Do this:
Search the records for the word "arcmin" and report each line that has it.

Information provided:

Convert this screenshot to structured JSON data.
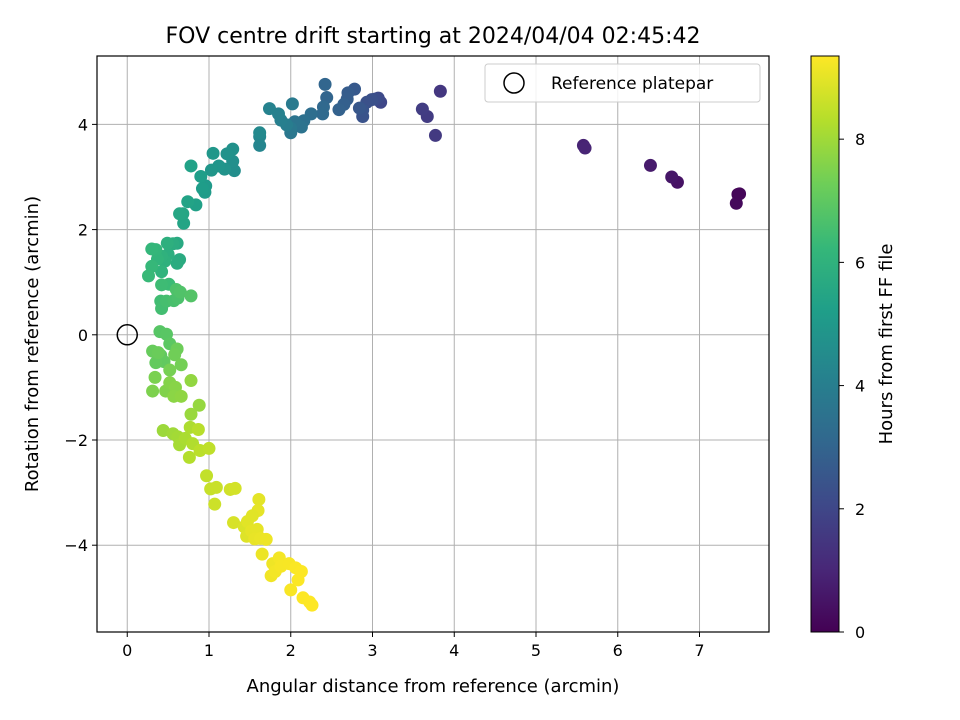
{
  "chart_data": {
    "type": "scatter",
    "title": "FOV centre drift starting at 2024/04/04 02:45:42",
    "xlabel": "Angular distance from reference (arcmin)",
    "ylabel": "Rotation from reference (arcmin)",
    "xlim": [
      -0.37,
      7.85
    ],
    "ylim": [
      -5.65,
      5.3
    ],
    "xticks": [
      0,
      1,
      2,
      3,
      4,
      5,
      6,
      7
    ],
    "yticks": [
      -4,
      -2,
      0,
      2,
      4
    ],
    "grid": true,
    "legend": {
      "position": "top-right",
      "entries": [
        "Reference platepar"
      ]
    },
    "reference_point": {
      "label": "Reference platepar",
      "x": 0,
      "y": 0
    },
    "colorbar": {
      "label": "Hours from first FF file",
      "colormap": "viridis",
      "range": [
        0,
        9.35
      ],
      "ticks": [
        0,
        2,
        4,
        6,
        8
      ]
    },
    "points": [
      [
        7.47,
        2.67,
        0.1
      ],
      [
        7.45,
        2.5,
        0.2
      ],
      [
        7.49,
        2.68,
        0.15
      ],
      [
        6.73,
        2.9,
        0.45
      ],
      [
        6.66,
        3.0,
        0.55
      ],
      [
        6.4,
        3.22,
        0.7
      ],
      [
        5.58,
        3.6,
        0.9
      ],
      [
        5.6,
        3.55,
        0.95
      ],
      [
        3.83,
        4.63,
        1.5
      ],
      [
        3.77,
        3.79,
        1.6
      ],
      [
        3.67,
        4.15,
        1.65
      ],
      [
        3.61,
        4.29,
        1.7
      ],
      [
        3.1,
        4.42,
        2.0
      ],
      [
        3.07,
        4.5,
        2.1
      ],
      [
        3.03,
        4.48,
        2.2
      ],
      [
        2.99,
        4.47,
        2.3
      ],
      [
        2.93,
        4.42,
        2.35
      ],
      [
        2.88,
        4.15,
        2.4
      ],
      [
        2.88,
        4.27,
        2.45
      ],
      [
        2.84,
        4.31,
        2.55
      ],
      [
        2.78,
        4.67,
        2.6
      ],
      [
        2.7,
        4.6,
        2.7
      ],
      [
        2.69,
        4.48,
        2.75
      ],
      [
        2.65,
        4.38,
        2.85
      ],
      [
        2.59,
        4.28,
        2.9
      ],
      [
        2.44,
        4.51,
        3.0
      ],
      [
        2.42,
        4.76,
        3.05
      ],
      [
        2.4,
        4.33,
        3.15
      ],
      [
        2.39,
        4.2,
        3.2
      ],
      [
        2.25,
        4.2,
        3.35
      ],
      [
        2.16,
        4.07,
        3.45
      ],
      [
        2.13,
        3.95,
        3.55
      ],
      [
        2.05,
        4.05,
        3.6
      ],
      [
        2.0,
        3.84,
        3.7
      ],
      [
        2.0,
        3.93,
        3.75
      ],
      [
        2.02,
        4.39,
        3.85
      ],
      [
        1.95,
        3.99,
        3.95
      ],
      [
        1.88,
        4.08,
        4.05
      ],
      [
        1.85,
        4.2,
        4.1
      ],
      [
        1.74,
        4.3,
        4.15
      ],
      [
        1.62,
        3.6,
        4.25
      ],
      [
        1.62,
        3.77,
        4.3
      ],
      [
        1.62,
        3.84,
        4.4
      ],
      [
        1.31,
        3.12,
        4.6
      ],
      [
        1.29,
        3.3,
        4.65
      ],
      [
        1.29,
        3.53,
        4.7
      ],
      [
        1.22,
        3.44,
        4.75
      ],
      [
        1.19,
        3.15,
        4.8
      ],
      [
        1.12,
        3.21,
        4.85
      ],
      [
        1.03,
        3.13,
        4.9
      ],
      [
        1.05,
        3.45,
        4.95
      ],
      [
        0.96,
        2.83,
        5.05
      ],
      [
        0.95,
        2.71,
        5.1
      ],
      [
        0.92,
        2.78,
        5.15
      ],
      [
        0.9,
        3.01,
        5.2
      ],
      [
        0.84,
        2.47,
        5.3
      ],
      [
        0.78,
        3.21,
        5.35
      ],
      [
        0.74,
        2.53,
        5.4
      ],
      [
        0.69,
        2.12,
        5.45
      ],
      [
        0.68,
        2.3,
        5.5
      ],
      [
        0.64,
        2.3,
        5.55
      ],
      [
        0.61,
        1.74,
        5.65
      ],
      [
        0.64,
        1.43,
        5.7
      ],
      [
        0.61,
        1.36,
        5.75
      ],
      [
        0.56,
        1.73,
        5.8
      ],
      [
        0.5,
        1.53,
        5.85
      ],
      [
        0.49,
        1.74,
        5.9
      ],
      [
        0.46,
        1.4,
        5.95
      ],
      [
        0.42,
        1.49,
        6.0
      ],
      [
        0.42,
        1.2,
        6.05
      ],
      [
        0.37,
        1.44,
        6.1
      ],
      [
        0.35,
        1.62,
        6.15
      ],
      [
        0.3,
        1.63,
        6.2
      ],
      [
        0.3,
        1.3,
        6.25
      ],
      [
        0.26,
        1.12,
        6.3
      ],
      [
        0.51,
        0.96,
        6.35
      ],
      [
        0.42,
        0.95,
        6.4
      ],
      [
        0.41,
        0.64,
        6.45
      ],
      [
        0.42,
        0.5,
        6.5
      ],
      [
        0.48,
        0.64,
        6.55
      ],
      [
        0.57,
        0.65,
        6.6
      ],
      [
        0.62,
        0.7,
        6.65
      ],
      [
        0.6,
        0.86,
        6.7
      ],
      [
        0.65,
        0.81,
        6.75
      ],
      [
        0.78,
        0.74,
        6.8
      ],
      [
        0.4,
        0.06,
        6.85
      ],
      [
        0.48,
        0.01,
        6.9
      ],
      [
        0.52,
        -0.17,
        6.95
      ],
      [
        0.41,
        -0.39,
        7.0
      ],
      [
        0.45,
        -0.51,
        7.05
      ],
      [
        0.35,
        -0.53,
        7.1
      ],
      [
        0.31,
        -0.31,
        7.15
      ],
      [
        0.38,
        -0.34,
        7.2
      ],
      [
        0.61,
        -0.27,
        7.25
      ],
      [
        0.58,
        -0.38,
        7.3
      ],
      [
        0.66,
        -0.57,
        7.35
      ],
      [
        0.52,
        -0.67,
        7.4
      ],
      [
        0.34,
        -0.81,
        7.45
      ],
      [
        0.31,
        -1.07,
        7.5
      ],
      [
        0.47,
        -1.07,
        7.55
      ],
      [
        0.52,
        -0.91,
        7.6
      ],
      [
        0.59,
        -1.0,
        7.65
      ],
      [
        0.57,
        -1.17,
        7.7
      ],
      [
        0.66,
        -1.17,
        7.75
      ],
      [
        0.78,
        -0.87,
        7.8
      ],
      [
        0.88,
        -1.34,
        7.85
      ],
      [
        0.78,
        -1.51,
        7.9
      ],
      [
        0.44,
        -1.82,
        7.95
      ],
      [
        0.56,
        -1.88,
        8.0
      ],
      [
        0.62,
        -1.94,
        8.05
      ],
      [
        0.64,
        -2.09,
        8.1
      ],
      [
        0.71,
        -1.97,
        8.15
      ],
      [
        0.77,
        -1.76,
        8.2
      ],
      [
        0.8,
        -2.07,
        8.25
      ],
      [
        0.76,
        -2.33,
        8.3
      ],
      [
        0.87,
        -1.8,
        8.35
      ],
      [
        0.89,
        -2.2,
        8.4
      ],
      [
        1.0,
        -2.16,
        8.45
      ],
      [
        0.97,
        -2.68,
        8.5
      ],
      [
        1.02,
        -2.93,
        8.55
      ],
      [
        1.09,
        -2.9,
        8.6
      ],
      [
        1.07,
        -3.22,
        8.65
      ],
      [
        1.26,
        -2.94,
        8.7
      ],
      [
        1.32,
        -2.92,
        8.75
      ],
      [
        1.3,
        -3.57,
        8.8
      ],
      [
        1.43,
        -3.65,
        8.85
      ],
      [
        1.46,
        -3.83,
        8.9
      ],
      [
        1.47,
        -3.55,
        8.95
      ],
      [
        1.52,
        -3.73,
        9.0
      ],
      [
        1.59,
        -3.7,
        9.02
      ],
      [
        1.56,
        -3.88,
        9.05
      ],
      [
        1.63,
        -3.87,
        9.08
      ],
      [
        1.65,
        -4.17,
        9.1
      ],
      [
        1.7,
        -3.89,
        9.12
      ],
      [
        1.78,
        -4.35,
        9.15
      ],
      [
        1.76,
        -4.58,
        9.17
      ],
      [
        1.81,
        -4.5,
        9.2
      ],
      [
        1.86,
        -4.24,
        9.22
      ],
      [
        1.88,
        -4.4,
        9.25
      ],
      [
        1.98,
        -4.35,
        9.27
      ],
      [
        2.0,
        -4.85,
        9.28
      ],
      [
        2.06,
        -4.43,
        9.3
      ],
      [
        2.09,
        -4.66,
        9.32
      ],
      [
        2.13,
        -4.5,
        9.33
      ],
      [
        2.15,
        -5.0,
        9.34
      ],
      [
        2.23,
        -5.08,
        9.35
      ],
      [
        2.26,
        -5.14,
        9.35
      ],
      [
        1.61,
        -3.13,
        8.98
      ],
      [
        1.6,
        -3.34,
        9.0
      ],
      [
        1.53,
        -3.44,
        8.95
      ]
    ]
  }
}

Written answer:
    "xlabel": "Angular distance from reference (arcmin)",
    "ylabel": "Rotation from reference (arcmin)",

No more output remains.